- REQUIREMENTS
Reproduce the material in full, exactly as written.
════════════════════
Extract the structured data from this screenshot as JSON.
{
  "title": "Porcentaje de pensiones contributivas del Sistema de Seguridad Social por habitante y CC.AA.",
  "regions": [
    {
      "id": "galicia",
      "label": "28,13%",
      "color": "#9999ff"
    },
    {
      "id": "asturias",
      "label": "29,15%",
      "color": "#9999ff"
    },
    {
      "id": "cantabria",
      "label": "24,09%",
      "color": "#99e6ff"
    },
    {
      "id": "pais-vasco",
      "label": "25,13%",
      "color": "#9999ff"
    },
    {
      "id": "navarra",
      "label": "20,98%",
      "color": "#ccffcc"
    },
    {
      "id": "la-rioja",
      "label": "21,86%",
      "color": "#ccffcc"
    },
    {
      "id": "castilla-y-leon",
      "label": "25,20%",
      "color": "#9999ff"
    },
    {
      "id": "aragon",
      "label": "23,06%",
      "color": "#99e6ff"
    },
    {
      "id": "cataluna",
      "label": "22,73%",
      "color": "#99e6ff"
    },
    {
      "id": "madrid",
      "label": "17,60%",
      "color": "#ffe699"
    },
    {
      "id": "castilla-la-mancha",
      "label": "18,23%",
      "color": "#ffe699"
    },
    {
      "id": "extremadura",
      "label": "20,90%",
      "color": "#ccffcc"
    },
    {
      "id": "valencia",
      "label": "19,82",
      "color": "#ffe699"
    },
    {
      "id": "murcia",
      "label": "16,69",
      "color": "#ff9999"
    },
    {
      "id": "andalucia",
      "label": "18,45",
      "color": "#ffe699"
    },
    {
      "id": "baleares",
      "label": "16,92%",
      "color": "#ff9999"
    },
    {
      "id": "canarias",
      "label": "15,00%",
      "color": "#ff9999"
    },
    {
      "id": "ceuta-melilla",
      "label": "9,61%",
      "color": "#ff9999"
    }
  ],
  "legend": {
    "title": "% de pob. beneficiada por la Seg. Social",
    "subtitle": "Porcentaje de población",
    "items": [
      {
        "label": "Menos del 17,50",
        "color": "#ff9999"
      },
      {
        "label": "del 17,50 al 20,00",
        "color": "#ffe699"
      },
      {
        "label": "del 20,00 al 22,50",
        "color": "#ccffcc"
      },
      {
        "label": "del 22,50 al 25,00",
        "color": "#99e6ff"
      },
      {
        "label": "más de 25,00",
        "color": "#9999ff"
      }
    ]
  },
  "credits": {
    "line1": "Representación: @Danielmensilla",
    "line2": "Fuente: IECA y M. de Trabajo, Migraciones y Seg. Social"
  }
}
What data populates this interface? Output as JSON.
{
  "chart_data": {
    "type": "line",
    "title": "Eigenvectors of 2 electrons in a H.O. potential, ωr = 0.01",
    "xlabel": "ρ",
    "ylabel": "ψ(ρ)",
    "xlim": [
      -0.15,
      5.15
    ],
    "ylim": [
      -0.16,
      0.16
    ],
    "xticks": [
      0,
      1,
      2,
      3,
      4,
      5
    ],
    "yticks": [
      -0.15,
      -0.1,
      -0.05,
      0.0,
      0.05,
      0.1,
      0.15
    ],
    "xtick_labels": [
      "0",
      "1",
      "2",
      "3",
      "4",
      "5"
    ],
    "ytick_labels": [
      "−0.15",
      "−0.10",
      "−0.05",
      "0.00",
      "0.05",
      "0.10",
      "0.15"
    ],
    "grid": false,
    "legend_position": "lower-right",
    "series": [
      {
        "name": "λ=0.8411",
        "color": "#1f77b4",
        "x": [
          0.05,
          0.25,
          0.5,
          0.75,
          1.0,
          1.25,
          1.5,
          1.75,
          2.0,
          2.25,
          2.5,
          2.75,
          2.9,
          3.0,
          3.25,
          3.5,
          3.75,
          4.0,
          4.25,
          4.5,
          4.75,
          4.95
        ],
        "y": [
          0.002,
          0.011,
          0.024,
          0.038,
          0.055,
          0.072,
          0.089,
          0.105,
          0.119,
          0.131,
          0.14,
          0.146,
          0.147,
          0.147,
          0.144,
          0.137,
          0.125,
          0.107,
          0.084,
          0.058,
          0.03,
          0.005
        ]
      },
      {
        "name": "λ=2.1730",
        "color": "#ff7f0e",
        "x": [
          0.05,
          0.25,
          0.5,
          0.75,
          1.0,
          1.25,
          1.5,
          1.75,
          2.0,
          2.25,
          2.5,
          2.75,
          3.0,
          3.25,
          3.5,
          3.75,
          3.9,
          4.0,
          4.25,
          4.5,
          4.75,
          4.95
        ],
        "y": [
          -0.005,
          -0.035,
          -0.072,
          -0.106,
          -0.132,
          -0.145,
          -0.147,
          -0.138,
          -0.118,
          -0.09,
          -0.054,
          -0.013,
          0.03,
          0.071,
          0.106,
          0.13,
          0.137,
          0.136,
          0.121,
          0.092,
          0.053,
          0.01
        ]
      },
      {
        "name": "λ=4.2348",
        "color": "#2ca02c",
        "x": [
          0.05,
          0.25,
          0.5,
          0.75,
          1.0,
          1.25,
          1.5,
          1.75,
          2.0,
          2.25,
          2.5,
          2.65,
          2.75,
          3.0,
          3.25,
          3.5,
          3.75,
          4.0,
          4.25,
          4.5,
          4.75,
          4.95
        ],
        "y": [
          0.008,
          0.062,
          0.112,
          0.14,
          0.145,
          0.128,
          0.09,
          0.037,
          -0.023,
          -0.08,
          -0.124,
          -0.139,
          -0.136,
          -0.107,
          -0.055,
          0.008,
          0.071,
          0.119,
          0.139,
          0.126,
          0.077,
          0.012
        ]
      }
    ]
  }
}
════════════════════
- EXERCISE RESULT
Extract the structured data from this screenshot as JSON.
{
  "title": "Porcentaje de pensiones contributivas del Sistema de Seguridad Social por habitante y CC.AA.",
  "regions": [
    {
      "id": "galicia",
      "label": "28,13%",
      "color": "#9999ff"
    },
    {
      "id": "asturias",
      "label": "29,15%",
      "color": "#9999ff"
    },
    {
      "id": "cantabria",
      "label": "24,09%",
      "color": "#99e6ff"
    },
    {
      "id": "pais-vasco",
      "label": "25,13%",
      "color": "#9999ff"
    },
    {
      "id": "navarra",
      "label": "20,98%",
      "color": "#ccffcc"
    },
    {
      "id": "la-rioja",
      "label": "21,86%",
      "color": "#ccffcc"
    },
    {
      "id": "castilla-y-leon",
      "label": "25,20%",
      "color": "#9999ff"
    },
    {
      "id": "aragon",
      "label": "23,06%",
      "color": "#99e6ff"
    },
    {
      "id": "cataluna",
      "label": "22,73%",
      "color": "#99e6ff"
    },
    {
      "id": "madrid",
      "label": "17,60%",
      "color": "#ffe699"
    },
    {
      "id": "castilla-la-mancha",
      "label": "18,23%",
      "color": "#ffe699"
    },
    {
      "id": "extremadura",
      "label": "20,90%",
      "color": "#ccffcc"
    },
    {
      "id": "valencia",
      "label": "19,82",
      "color": "#ffe699"
    },
    {
      "id": "murcia",
      "label": "16,69",
      "color": "#ff9999"
    },
    {
      "id": "andalucia",
      "label": "18,45",
      "color": "#ffe699"
    },
    {
      "id": "baleares",
      "label": "16,92%",
      "color": "#ff9999"
    },
    {
      "id": "canarias",
      "label": "15,00%",
      "color": "#ff9999"
    },
    {
      "id": "ceuta-melilla",
      "label": "9,61%",
      "color": "#ff9999"
    }
  ],
  "legend": {
    "title": "% de pob. beneficiada por la Seg. Social",
    "subtitle": "Porcentaje de población",
    "items": [
      {
        "label": "Menos del 17,50",
        "color": "#ff9999"
      },
      {
        "label": "del 17,50 al 20,00",
        "color": "#ffe699"
      },
      {
        "label": "del 20,00 al 22,50",
        "color": "#ccffcc"
      },
      {
        "label": "del 22,50 al 25,00",
        "color": "#99e6ff"
      },
      {
        "label": "más de 25,00",
        "color": "#9999ff"
      }
    ]
  },
  "credits": {
    "line1": "Representación: @Danielmensilla",
    "line2": "Fuente: IECA y M. de Trabajo, Migraciones y Seg. Social"
  }
}
What data populates this interface? Output as JSON.
{
  "chart_data": {
    "type": "line",
    "title": "Eigenvectors of 2 electrons in a H.O. potential, ωr = 0.01",
    "xlabel": "ρ",
    "ylabel": "ψ(ρ)",
    "xlim": [
      -0.15,
      5.15
    ],
    "ylim": [
      -0.16,
      0.16
    ],
    "xticks": [
      0,
      1,
      2,
      3,
      4,
      5
    ],
    "yticks": [
      -0.15,
      -0.1,
      -0.05,
      0.0,
      0.05,
      0.1,
      0.15
    ],
    "xtick_labels": [
      "0",
      "1",
      "2",
      "3",
      "4",
      "5"
    ],
    "ytick_labels": [
      "−0.15",
      "−0.10",
      "−0.05",
      "0.00",
      "0.05",
      "0.10",
      "0.15"
    ],
    "grid": false,
    "legend_position": "lower-right",
    "series": [
      {
        "name": "λ=0.8411",
        "color": "#1f77b4",
        "x": [
          0.05,
          0.25,
          0.5,
          0.75,
          1.0,
          1.25,
          1.5,
          1.75,
          2.0,
          2.25,
          2.5,
          2.75,
          2.9,
          3.0,
          3.25,
          3.5,
          3.75,
          4.0,
          4.25,
          4.5,
          4.75,
          4.95
        ],
        "y": [
          0.002,
          0.011,
          0.024,
          0.038,
          0.055,
          0.072,
          0.089,
          0.105,
          0.119,
          0.131,
          0.14,
          0.146,
          0.147,
          0.147,
          0.144,
          0.137,
          0.125,
          0.107,
          0.084,
          0.058,
          0.03,
          0.005
        ]
      },
      {
        "name": "λ=2.1730",
        "color": "#ff7f0e",
        "x": [
          0.05,
          0.25,
          0.5,
          0.75,
          1.0,
          1.25,
          1.5,
          1.75,
          2.0,
          2.25,
          2.5,
          2.75,
          3.0,
          3.25,
          3.5,
          3.75,
          3.9,
          4.0,
          4.25,
          4.5,
          4.75,
          4.95
        ],
        "y": [
          -0.005,
          -0.035,
          -0.072,
          -0.106,
          -0.132,
          -0.145,
          -0.147,
          -0.138,
          -0.118,
          -0.09,
          -0.054,
          -0.013,
          0.03,
          0.071,
          0.106,
          0.13,
          0.137,
          0.136,
          0.121,
          0.092,
          0.053,
          0.01
        ]
      },
      {
        "name": "λ=4.2348",
        "color": "#2ca02c",
        "x": [
          0.05,
          0.25,
          0.5,
          0.75,
          1.0,
          1.25,
          1.5,
          1.75,
          2.0,
          2.25,
          2.5,
          2.65,
          2.75,
          3.0,
          3.25,
          3.5,
          3.75,
          4.0,
          4.25,
          4.5,
          4.75,
          4.95
        ],
        "y": [
          0.008,
          0.062,
          0.112,
          0.14,
          0.145,
          0.128,
          0.09,
          0.037,
          -0.023,
          -0.08,
          -0.124,
          -0.139,
          -0.136,
          -0.107,
          -0.055,
          0.008,
          0.071,
          0.119,
          0.139,
          0.126,
          0.077,
          0.012
        ]
      }
    ]
  }
}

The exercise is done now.